Return all lines in the material below that contain "icon".

□ □ □ □ □ □ □

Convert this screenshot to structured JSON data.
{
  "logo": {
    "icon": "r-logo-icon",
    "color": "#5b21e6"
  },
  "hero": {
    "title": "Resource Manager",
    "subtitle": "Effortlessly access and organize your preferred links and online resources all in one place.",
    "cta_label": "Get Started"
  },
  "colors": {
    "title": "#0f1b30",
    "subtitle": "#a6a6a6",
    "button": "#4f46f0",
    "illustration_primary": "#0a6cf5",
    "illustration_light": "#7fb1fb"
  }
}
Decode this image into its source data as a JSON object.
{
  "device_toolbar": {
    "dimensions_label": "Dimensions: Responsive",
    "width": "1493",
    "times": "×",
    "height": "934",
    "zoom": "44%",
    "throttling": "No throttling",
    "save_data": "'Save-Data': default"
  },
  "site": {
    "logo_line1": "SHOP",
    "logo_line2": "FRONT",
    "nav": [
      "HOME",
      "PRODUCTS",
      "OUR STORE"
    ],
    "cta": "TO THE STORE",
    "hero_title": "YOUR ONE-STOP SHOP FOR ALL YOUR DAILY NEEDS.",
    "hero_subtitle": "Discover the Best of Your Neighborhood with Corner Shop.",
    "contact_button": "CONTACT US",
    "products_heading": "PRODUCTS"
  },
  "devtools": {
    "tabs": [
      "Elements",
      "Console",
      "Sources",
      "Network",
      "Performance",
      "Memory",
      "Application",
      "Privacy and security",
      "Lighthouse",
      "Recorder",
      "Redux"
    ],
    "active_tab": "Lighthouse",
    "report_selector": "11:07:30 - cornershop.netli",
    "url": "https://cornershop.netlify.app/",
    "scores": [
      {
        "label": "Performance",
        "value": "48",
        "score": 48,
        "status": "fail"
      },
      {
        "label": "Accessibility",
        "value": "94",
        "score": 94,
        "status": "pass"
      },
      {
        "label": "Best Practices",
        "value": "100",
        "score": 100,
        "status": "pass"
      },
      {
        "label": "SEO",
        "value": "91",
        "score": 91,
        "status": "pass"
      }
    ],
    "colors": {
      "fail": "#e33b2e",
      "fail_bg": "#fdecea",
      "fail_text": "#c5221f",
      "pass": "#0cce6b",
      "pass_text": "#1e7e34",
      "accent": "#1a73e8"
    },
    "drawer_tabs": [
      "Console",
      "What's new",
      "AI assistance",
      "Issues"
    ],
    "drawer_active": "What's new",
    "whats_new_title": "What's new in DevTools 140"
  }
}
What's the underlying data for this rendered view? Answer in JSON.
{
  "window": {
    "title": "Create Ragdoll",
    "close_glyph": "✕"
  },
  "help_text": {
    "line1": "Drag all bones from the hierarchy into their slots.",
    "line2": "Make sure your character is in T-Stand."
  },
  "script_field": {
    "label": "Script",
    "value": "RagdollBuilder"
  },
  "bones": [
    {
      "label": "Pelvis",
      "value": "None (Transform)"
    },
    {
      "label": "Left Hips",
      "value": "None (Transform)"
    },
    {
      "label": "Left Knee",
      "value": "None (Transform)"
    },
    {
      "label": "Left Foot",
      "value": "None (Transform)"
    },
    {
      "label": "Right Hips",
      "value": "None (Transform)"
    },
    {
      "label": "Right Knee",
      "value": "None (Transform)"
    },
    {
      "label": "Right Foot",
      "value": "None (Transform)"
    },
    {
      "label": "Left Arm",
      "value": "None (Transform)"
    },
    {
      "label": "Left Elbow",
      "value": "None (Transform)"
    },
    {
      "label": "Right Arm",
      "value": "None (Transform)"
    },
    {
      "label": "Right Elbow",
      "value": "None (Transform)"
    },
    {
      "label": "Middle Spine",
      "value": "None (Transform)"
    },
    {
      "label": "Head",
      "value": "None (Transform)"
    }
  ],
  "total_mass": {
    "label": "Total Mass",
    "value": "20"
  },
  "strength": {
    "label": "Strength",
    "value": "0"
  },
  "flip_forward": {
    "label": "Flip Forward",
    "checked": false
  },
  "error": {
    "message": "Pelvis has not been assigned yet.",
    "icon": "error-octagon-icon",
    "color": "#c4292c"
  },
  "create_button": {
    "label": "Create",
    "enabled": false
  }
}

□ □ □ □ □ □ □

● **SOLUTION BELOW**:
    "icon": "r-logo-icon",
    "icon": "error-octagon-icon",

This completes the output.